--- START OF PROVIDED INFORMATION ---

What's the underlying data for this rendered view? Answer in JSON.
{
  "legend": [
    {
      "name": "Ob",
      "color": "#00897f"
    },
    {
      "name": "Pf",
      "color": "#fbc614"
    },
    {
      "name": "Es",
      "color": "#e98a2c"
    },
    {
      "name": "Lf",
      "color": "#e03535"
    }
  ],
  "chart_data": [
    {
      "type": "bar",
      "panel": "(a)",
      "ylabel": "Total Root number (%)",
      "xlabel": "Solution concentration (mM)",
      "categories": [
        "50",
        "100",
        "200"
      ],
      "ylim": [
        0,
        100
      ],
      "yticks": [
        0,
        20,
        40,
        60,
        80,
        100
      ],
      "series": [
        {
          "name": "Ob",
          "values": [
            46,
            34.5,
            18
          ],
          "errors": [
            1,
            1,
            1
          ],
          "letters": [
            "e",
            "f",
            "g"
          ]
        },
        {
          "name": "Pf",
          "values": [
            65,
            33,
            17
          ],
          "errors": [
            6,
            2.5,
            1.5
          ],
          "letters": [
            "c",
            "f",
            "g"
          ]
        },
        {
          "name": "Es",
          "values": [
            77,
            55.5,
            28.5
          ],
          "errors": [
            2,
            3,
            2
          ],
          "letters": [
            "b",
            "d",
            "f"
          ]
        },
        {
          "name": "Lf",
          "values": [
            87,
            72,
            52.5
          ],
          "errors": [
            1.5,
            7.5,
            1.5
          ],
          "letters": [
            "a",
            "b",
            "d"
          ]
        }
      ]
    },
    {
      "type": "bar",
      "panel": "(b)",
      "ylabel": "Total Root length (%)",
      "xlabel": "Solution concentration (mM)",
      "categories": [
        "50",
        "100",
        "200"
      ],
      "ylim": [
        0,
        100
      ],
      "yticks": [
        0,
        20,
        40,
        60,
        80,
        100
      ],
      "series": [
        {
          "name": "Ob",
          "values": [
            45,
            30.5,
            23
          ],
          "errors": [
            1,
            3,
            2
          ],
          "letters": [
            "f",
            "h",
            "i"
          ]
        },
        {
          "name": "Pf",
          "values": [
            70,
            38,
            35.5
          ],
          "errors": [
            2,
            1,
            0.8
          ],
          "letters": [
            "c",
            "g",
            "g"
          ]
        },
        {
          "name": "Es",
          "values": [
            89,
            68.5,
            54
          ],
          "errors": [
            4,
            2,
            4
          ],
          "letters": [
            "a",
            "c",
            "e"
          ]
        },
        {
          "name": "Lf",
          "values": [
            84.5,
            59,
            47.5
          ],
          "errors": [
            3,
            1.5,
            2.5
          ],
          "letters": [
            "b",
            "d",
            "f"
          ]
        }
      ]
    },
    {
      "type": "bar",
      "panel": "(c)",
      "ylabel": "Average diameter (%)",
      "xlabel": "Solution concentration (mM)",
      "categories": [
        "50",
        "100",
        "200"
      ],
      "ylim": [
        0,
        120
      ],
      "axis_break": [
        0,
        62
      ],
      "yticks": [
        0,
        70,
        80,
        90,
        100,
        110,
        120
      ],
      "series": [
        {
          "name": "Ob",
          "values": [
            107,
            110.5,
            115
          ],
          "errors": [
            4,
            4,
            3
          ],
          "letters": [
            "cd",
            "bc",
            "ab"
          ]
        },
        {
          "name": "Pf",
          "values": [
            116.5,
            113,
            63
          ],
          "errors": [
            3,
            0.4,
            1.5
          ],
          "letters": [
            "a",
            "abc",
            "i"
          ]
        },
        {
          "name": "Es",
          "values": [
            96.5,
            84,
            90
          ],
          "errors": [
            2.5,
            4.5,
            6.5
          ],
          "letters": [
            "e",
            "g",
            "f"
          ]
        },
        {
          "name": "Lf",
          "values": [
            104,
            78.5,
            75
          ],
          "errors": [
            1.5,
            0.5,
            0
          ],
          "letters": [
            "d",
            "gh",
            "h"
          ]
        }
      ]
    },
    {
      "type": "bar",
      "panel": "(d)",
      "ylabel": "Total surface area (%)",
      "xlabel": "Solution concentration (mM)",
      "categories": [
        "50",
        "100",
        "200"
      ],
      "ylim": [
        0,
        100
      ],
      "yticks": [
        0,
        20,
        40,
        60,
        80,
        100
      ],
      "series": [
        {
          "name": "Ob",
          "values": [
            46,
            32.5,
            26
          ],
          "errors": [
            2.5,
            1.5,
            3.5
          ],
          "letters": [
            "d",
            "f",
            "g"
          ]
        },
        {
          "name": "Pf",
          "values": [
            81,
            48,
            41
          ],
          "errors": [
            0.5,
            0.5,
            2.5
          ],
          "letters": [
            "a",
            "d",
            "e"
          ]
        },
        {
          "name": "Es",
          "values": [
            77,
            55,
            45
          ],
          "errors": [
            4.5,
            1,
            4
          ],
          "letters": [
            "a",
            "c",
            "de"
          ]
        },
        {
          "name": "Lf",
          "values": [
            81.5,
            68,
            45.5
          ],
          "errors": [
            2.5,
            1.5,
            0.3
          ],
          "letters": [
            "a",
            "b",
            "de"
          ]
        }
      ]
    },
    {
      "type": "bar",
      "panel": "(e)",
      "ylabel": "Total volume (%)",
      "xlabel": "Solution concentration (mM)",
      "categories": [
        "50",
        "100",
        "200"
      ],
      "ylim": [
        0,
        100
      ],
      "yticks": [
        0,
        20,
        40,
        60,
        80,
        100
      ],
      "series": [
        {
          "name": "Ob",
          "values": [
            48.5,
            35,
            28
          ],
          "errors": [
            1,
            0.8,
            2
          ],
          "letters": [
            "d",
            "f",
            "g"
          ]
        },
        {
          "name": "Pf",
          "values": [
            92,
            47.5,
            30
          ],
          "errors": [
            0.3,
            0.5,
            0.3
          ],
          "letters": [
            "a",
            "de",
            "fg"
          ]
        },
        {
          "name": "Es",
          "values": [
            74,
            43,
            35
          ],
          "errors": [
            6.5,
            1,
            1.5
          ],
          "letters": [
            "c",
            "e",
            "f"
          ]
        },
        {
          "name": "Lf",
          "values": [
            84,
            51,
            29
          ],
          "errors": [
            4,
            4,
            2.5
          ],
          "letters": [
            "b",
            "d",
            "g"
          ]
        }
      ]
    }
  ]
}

--- END OF PROVIDED INFORMATION ---

GOAL OF THE EXERCISE » Within the data above, pick out all lines holding the word "Root".

TASK ANSWER »
      "ylabel": "Total Root number (%)",
      "ylabel": "Total Root length (%)",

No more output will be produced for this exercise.